— START Listing —

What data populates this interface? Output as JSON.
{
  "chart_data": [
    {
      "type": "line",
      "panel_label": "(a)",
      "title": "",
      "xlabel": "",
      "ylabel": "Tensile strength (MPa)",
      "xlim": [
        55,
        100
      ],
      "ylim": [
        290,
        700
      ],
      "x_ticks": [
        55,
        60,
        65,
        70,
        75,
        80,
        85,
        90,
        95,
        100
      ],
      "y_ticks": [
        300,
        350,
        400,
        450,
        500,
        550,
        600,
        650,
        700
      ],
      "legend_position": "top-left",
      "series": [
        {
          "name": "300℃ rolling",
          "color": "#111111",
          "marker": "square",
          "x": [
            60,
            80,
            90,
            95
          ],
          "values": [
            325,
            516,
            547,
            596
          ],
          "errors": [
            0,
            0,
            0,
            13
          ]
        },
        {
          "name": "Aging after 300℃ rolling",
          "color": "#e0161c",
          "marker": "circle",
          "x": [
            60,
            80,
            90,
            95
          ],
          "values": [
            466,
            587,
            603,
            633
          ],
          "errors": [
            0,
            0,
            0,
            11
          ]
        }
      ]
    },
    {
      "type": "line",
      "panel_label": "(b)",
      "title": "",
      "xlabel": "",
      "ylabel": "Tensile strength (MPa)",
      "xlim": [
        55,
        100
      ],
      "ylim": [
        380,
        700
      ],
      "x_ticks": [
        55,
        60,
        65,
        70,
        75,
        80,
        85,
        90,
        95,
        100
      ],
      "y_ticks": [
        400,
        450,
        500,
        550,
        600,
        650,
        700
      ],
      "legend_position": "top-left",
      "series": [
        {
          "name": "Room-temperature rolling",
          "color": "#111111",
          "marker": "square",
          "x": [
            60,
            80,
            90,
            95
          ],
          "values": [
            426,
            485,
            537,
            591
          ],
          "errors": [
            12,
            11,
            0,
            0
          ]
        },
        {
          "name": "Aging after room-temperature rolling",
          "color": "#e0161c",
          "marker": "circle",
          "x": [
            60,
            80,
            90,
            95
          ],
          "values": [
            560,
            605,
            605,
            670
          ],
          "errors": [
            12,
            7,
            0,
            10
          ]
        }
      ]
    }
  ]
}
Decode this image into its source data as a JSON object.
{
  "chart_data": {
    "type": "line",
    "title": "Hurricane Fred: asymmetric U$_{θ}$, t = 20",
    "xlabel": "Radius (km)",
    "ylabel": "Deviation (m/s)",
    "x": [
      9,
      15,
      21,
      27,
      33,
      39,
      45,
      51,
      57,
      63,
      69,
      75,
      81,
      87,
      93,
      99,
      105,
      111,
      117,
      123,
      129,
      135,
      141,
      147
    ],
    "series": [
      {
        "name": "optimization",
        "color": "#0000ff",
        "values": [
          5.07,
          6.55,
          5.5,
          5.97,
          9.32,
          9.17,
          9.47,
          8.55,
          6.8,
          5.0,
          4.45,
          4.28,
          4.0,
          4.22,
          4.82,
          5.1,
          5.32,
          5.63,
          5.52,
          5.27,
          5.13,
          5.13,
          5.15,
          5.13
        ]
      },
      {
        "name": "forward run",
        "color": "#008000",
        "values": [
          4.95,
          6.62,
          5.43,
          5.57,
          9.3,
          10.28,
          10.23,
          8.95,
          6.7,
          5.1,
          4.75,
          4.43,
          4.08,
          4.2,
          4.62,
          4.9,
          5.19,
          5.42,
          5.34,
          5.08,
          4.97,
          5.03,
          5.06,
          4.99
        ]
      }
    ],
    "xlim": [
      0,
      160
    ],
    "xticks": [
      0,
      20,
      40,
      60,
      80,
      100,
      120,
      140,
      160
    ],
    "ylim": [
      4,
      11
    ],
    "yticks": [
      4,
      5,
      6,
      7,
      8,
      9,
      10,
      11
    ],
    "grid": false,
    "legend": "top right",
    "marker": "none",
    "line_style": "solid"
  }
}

— END Listing —

# Problem requirements
Write out the entire listing exactly.

# Correct answer
What data populates this interface? Output as JSON.
{
  "chart_data": [
    {
      "type": "line",
      "panel_label": "(a)",
      "title": "",
      "xlabel": "",
      "ylabel": "Tensile strength (MPa)",
      "xlim": [
        55,
        100
      ],
      "ylim": [
        290,
        700
      ],
      "x_ticks": [
        55,
        60,
        65,
        70,
        75,
        80,
        85,
        90,
        95,
        100
      ],
      "y_ticks": [
        300,
        350,
        400,
        450,
        500,
        550,
        600,
        650,
        700
      ],
      "legend_position": "top-left",
      "series": [
        {
          "name": "300℃ rolling",
          "color": "#111111",
          "marker": "square",
          "x": [
            60,
            80,
            90,
            95
          ],
          "values": [
            325,
            516,
            547,
            596
          ],
          "errors": [
            0,
            0,
            0,
            13
          ]
        },
        {
          "name": "Aging after 300℃ rolling",
          "color": "#e0161c",
          "marker": "circle",
          "x": [
            60,
            80,
            90,
            95
          ],
          "values": [
            466,
            587,
            603,
            633
          ],
          "errors": [
            0,
            0,
            0,
            11
          ]
        }
      ]
    },
    {
      "type": "line",
      "panel_label": "(b)",
      "title": "",
      "xlabel": "",
      "ylabel": "Tensile strength (MPa)",
      "xlim": [
        55,
        100
      ],
      "ylim": [
        380,
        700
      ],
      "x_ticks": [
        55,
        60,
        65,
        70,
        75,
        80,
        85,
        90,
        95,
        100
      ],
      "y_ticks": [
        400,
        450,
        500,
        550,
        600,
        650,
        700
      ],
      "legend_position": "top-left",
      "series": [
        {
          "name": "Room-temperature rolling",
          "color": "#111111",
          "marker": "square",
          "x": [
            60,
            80,
            90,
            95
          ],
          "values": [
            426,
            485,
            537,
            591
          ],
          "errors": [
            12,
            11,
            0,
            0
          ]
        },
        {
          "name": "Aging after room-temperature rolling",
          "color": "#e0161c",
          "marker": "circle",
          "x": [
            60,
            80,
            90,
            95
          ],
          "values": [
            560,
            605,
            605,
            670
          ],
          "errors": [
            12,
            7,
            0,
            10
          ]
        }
      ]
    }
  ]
}
Decode this image into its source data as a JSON object.
{
  "chart_data": {
    "type": "line",
    "title": "Hurricane Fred: asymmetric U$_{θ}$, t = 20",
    "xlabel": "Radius (km)",
    "ylabel": "Deviation (m/s)",
    "x": [
      9,
      15,
      21,
      27,
      33,
      39,
      45,
      51,
      57,
      63,
      69,
      75,
      81,
      87,
      93,
      99,
      105,
      111,
      117,
      123,
      129,
      135,
      141,
      147
    ],
    "series": [
      {
        "name": "optimization",
        "color": "#0000ff",
        "values": [
          5.07,
          6.55,
          5.5,
          5.97,
          9.32,
          9.17,
          9.47,
          8.55,
          6.8,
          5.0,
          4.45,
          4.28,
          4.0,
          4.22,
          4.82,
          5.1,
          5.32,
          5.63,
          5.52,
          5.27,
          5.13,
          5.13,
          5.15,
          5.13
        ]
      },
      {
        "name": "forward run",
        "color": "#008000",
        "values": [
          4.95,
          6.62,
          5.43,
          5.57,
          9.3,
          10.28,
          10.23,
          8.95,
          6.7,
          5.1,
          4.75,
          4.43,
          4.08,
          4.2,
          4.62,
          4.9,
          5.19,
          5.42,
          5.34,
          5.08,
          4.97,
          5.03,
          5.06,
          4.99
        ]
      }
    ],
    "xlim": [
      0,
      160
    ],
    "xticks": [
      0,
      20,
      40,
      60,
      80,
      100,
      120,
      140,
      160
    ],
    "ylim": [
      4,
      11
    ],
    "yticks": [
      4,
      5,
      6,
      7,
      8,
      9,
      10,
      11
    ],
    "grid": false,
    "legend": "top right",
    "marker": "none",
    "line_style": "solid"
  }
}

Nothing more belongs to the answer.